__What the task asks__. Gather every line holding the string "marker".

════

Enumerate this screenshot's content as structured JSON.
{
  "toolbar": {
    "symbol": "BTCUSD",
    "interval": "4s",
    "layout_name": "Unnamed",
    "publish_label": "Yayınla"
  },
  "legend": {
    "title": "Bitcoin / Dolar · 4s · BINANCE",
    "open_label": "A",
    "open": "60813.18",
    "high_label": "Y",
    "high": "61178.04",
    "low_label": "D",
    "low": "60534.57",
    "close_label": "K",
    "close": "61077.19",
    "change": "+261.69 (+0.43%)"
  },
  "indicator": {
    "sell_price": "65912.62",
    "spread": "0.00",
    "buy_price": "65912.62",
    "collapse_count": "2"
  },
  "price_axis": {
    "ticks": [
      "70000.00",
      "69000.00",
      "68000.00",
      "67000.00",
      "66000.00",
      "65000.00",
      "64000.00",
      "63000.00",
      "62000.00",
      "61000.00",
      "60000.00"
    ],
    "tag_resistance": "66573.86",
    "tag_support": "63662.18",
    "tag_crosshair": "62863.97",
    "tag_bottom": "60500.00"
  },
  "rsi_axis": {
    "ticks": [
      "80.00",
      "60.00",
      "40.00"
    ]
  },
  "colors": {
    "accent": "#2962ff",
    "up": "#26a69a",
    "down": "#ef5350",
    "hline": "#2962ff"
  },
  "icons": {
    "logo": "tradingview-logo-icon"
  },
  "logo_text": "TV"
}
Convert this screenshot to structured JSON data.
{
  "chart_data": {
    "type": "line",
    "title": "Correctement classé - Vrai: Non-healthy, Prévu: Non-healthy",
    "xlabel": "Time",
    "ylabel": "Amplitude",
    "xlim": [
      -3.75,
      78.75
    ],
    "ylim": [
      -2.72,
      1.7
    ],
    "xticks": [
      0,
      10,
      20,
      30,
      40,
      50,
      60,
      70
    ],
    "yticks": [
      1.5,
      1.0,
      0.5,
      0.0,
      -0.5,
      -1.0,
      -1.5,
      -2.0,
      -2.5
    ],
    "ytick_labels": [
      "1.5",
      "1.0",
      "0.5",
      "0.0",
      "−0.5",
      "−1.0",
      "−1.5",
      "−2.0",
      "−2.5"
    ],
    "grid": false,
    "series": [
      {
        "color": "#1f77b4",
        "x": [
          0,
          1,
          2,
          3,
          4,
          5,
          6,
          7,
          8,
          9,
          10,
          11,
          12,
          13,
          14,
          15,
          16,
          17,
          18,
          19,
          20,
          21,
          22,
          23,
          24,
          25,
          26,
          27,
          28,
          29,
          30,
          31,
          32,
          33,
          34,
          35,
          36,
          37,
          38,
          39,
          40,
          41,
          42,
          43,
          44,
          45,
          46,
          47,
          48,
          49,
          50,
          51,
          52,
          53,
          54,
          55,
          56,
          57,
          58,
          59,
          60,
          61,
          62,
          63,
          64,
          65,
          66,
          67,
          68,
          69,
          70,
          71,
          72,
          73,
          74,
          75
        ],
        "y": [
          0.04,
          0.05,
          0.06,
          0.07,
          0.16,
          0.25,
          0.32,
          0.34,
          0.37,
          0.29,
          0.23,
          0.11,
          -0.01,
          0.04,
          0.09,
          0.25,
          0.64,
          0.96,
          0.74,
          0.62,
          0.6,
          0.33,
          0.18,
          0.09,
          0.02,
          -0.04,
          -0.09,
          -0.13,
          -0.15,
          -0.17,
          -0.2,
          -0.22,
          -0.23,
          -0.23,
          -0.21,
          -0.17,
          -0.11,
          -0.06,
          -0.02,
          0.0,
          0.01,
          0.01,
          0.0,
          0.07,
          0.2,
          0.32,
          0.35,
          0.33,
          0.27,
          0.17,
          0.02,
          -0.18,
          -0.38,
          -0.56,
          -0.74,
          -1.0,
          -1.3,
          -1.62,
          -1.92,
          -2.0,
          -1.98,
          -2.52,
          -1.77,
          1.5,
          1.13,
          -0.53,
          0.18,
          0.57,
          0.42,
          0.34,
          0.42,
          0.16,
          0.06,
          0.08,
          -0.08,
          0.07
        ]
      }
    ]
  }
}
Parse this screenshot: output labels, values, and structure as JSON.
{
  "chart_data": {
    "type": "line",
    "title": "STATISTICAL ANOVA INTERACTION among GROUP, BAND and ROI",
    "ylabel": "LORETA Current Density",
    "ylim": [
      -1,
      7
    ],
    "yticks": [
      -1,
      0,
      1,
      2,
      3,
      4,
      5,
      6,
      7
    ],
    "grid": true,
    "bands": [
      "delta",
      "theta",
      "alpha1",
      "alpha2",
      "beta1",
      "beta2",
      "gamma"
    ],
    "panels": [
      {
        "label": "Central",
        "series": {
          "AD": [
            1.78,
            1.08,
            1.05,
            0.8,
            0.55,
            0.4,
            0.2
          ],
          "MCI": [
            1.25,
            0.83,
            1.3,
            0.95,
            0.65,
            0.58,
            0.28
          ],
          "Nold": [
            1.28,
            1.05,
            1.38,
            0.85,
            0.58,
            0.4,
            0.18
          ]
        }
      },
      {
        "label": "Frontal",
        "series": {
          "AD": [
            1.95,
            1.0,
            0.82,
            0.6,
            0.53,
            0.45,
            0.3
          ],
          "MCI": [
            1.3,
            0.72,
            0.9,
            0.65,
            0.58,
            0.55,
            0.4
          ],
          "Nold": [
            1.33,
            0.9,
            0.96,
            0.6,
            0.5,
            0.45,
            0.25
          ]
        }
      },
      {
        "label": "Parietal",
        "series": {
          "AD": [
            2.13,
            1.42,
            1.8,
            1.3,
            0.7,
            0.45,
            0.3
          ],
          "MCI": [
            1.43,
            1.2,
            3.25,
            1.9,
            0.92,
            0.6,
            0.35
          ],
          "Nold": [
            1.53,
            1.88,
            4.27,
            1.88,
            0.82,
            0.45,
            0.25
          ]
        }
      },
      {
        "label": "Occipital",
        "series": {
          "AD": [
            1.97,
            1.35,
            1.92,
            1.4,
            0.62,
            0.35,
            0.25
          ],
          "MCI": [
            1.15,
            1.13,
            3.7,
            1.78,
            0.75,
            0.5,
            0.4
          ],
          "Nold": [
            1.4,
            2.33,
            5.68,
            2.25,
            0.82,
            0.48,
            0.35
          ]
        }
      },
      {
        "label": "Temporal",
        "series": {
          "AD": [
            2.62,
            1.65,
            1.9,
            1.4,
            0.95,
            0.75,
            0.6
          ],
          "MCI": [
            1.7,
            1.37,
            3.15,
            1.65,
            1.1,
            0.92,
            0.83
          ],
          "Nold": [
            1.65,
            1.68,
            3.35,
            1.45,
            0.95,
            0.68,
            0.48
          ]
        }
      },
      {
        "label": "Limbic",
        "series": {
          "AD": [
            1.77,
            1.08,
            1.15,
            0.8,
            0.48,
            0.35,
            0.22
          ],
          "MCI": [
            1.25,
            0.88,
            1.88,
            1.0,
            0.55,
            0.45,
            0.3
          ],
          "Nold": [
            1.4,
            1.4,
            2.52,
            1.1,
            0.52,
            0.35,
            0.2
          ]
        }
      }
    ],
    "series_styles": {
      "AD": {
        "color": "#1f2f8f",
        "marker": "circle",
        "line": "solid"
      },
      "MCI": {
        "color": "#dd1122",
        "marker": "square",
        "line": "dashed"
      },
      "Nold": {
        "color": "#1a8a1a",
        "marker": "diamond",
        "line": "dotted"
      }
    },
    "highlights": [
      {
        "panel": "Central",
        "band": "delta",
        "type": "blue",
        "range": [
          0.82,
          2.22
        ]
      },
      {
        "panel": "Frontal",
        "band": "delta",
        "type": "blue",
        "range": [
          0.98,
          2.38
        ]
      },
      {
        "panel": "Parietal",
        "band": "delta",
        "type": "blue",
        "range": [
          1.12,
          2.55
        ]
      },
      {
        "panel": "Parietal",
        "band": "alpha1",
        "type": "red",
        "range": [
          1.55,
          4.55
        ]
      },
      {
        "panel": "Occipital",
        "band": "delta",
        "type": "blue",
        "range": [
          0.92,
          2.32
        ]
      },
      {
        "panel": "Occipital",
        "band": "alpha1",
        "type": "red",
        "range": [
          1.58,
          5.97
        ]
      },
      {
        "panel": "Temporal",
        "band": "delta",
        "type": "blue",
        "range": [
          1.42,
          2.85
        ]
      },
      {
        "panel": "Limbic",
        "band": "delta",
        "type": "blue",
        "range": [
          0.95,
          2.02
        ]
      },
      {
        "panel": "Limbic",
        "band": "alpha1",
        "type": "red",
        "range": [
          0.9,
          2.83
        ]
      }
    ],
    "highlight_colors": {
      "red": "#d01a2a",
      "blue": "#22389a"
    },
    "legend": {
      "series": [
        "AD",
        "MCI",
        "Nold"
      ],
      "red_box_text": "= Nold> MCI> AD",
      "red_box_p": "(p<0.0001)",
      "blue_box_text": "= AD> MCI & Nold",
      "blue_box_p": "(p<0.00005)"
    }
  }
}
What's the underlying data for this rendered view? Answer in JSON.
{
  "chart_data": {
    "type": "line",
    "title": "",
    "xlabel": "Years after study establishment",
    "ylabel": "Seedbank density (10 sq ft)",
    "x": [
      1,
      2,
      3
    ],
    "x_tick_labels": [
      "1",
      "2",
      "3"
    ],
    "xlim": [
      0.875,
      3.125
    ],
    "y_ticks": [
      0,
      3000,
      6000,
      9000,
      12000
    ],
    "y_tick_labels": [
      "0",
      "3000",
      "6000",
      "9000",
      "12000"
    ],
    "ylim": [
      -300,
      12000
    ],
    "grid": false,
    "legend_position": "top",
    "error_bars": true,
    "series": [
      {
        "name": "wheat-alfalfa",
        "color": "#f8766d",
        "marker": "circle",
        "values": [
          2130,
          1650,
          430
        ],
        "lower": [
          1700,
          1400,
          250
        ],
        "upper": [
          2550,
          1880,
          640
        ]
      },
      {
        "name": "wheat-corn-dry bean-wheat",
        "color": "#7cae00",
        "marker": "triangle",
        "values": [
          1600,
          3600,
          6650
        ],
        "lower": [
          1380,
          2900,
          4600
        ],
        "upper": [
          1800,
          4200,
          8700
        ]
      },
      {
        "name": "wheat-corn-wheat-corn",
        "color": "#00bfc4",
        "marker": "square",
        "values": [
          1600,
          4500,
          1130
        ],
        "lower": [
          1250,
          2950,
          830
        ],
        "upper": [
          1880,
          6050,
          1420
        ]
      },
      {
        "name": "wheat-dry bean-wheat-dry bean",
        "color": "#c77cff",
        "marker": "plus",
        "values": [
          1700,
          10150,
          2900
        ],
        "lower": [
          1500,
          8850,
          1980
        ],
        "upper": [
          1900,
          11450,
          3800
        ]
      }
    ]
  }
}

════

__Written response__.
        "marker": "circle",
        "marker": "square",
        "marker": "diamond",
        "marker": "circle",
        "marker": "triangle",
        "marker": "square",
        "marker": "plus",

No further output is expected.